Stated task
Every line that contains "println" counts once; give the total number of such lines, with no other words.

%%

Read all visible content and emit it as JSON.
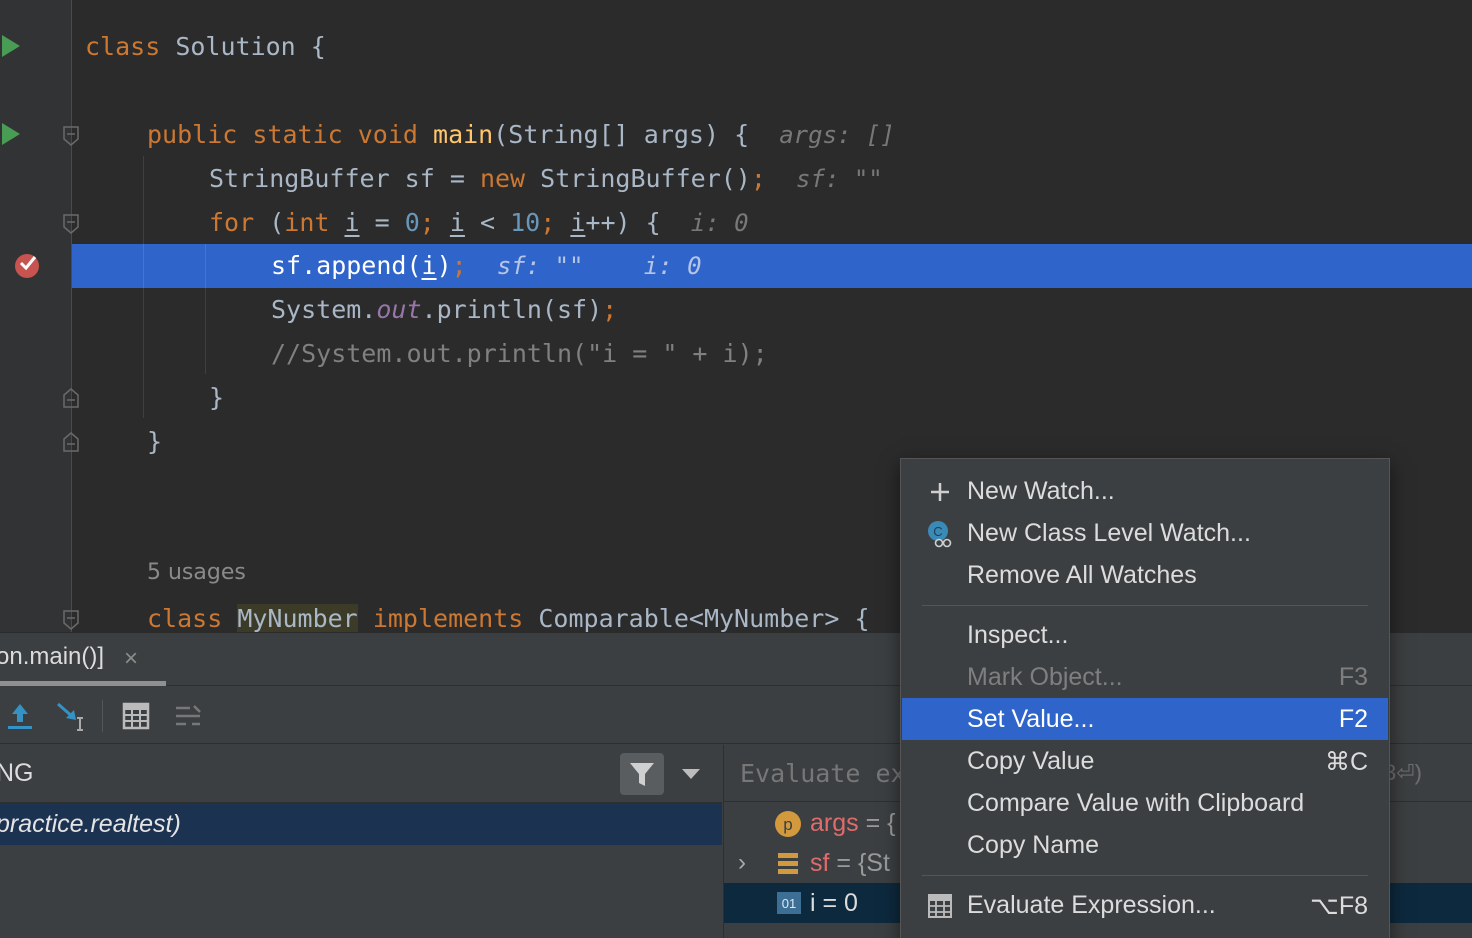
{
  "editor": {
    "lines": {
      "class_kw": "class",
      "class_name": " Solution {",
      "main_public": "public",
      "main_static": "static",
      "main_void": "void",
      "main_name": "main",
      "main_rest": "(String[] args) {",
      "main_hint": "args: []",
      "sb_type": "StringBuffer sf = ",
      "sb_new": "new",
      "sb_ctor": " StringBuffer()",
      "sb_semi": ";",
      "sb_hint": "sf: \"\"",
      "for_kw": "for",
      "for_open": " (",
      "for_int": "int",
      "for_i1": "i",
      "for_eq": " = ",
      "for_zero": "0",
      "for_semi1": ";",
      "for_i2": "i",
      "for_lt": " < ",
      "for_ten": "10",
      "for_semi2": ";",
      "for_i3": "i",
      "for_inc": "++) {",
      "for_hint": "i: 0",
      "append_pre": "sf.append(",
      "append_i": "i",
      "append_post": ")",
      "append_semi": ";",
      "append_hint1": "sf: \"\"",
      "append_hint2": "i: 0",
      "print_sys": "System.",
      "print_out": "out",
      "print_rest": ".println(sf)",
      "print_semi": ";",
      "comment": "//System.out.println(\"i = \" + i);",
      "close_for": "}",
      "close_main": "}",
      "usages": "5 usages",
      "mynum_kw": "class",
      "mynum_name": "MyNumber",
      "mynum_impl": "implements",
      "mynum_rest": " Comparable<MyNumber> {"
    }
  },
  "debug": {
    "session_tab": "on.main()]",
    "tab_close": "×",
    "thread_label": "NG",
    "frame": "practice.realtest)",
    "eval_placeholder": "Evaluate ex",
    "eval_suffix": "3⏎)",
    "vars": [
      {
        "name": "args",
        "value": " = {"
      },
      {
        "name": "sf",
        "value": " = {St"
      },
      {
        "name": "i",
        "value": " = 0"
      }
    ],
    "expand_arrow": "›"
  },
  "context_menu": {
    "items": [
      {
        "label": "New Watch...",
        "shortcut": "",
        "icon": "plus-icon"
      },
      {
        "label": "New Class Level Watch...",
        "shortcut": "",
        "icon": "class-watch-icon"
      },
      {
        "label": "Remove All Watches",
        "shortcut": ""
      },
      {
        "label": "Inspect...",
        "shortcut": ""
      },
      {
        "label": "Mark Object...",
        "shortcut": "F3",
        "disabled": true
      },
      {
        "label": "Set Value...",
        "shortcut": "F2",
        "selected": true
      },
      {
        "label": "Copy Value",
        "shortcut": "⌘C"
      },
      {
        "label": "Compare Value with Clipboard",
        "shortcut": ""
      },
      {
        "label": "Copy Name",
        "shortcut": ""
      },
      {
        "label": "Evaluate Expression...",
        "shortcut": "⌥F8",
        "icon": "calculator-icon"
      }
    ]
  },
  "colors": {
    "keyword": "#cc7832",
    "function": "#ffc66d",
    "number": "#6897bb",
    "field": "#9876aa",
    "execution_line": "#2f65ca",
    "menu_selection": "#2f65ca"
  }
}
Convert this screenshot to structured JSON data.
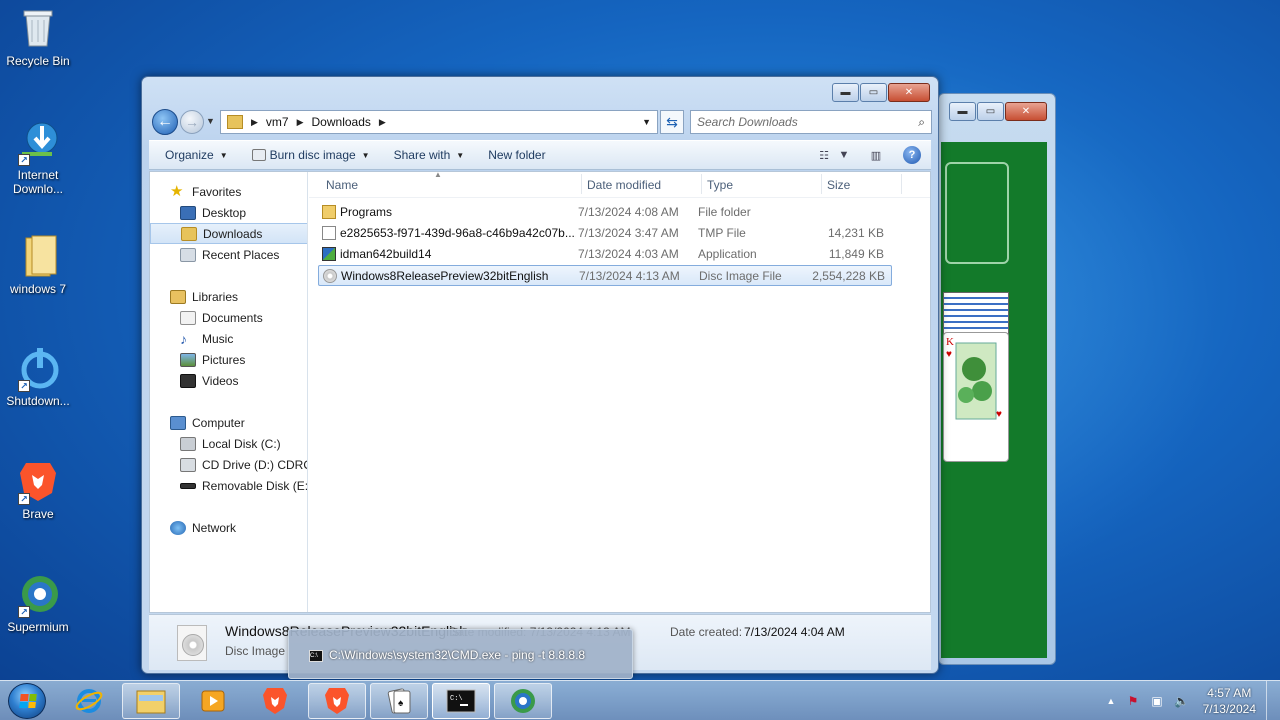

%%

Exercise output
2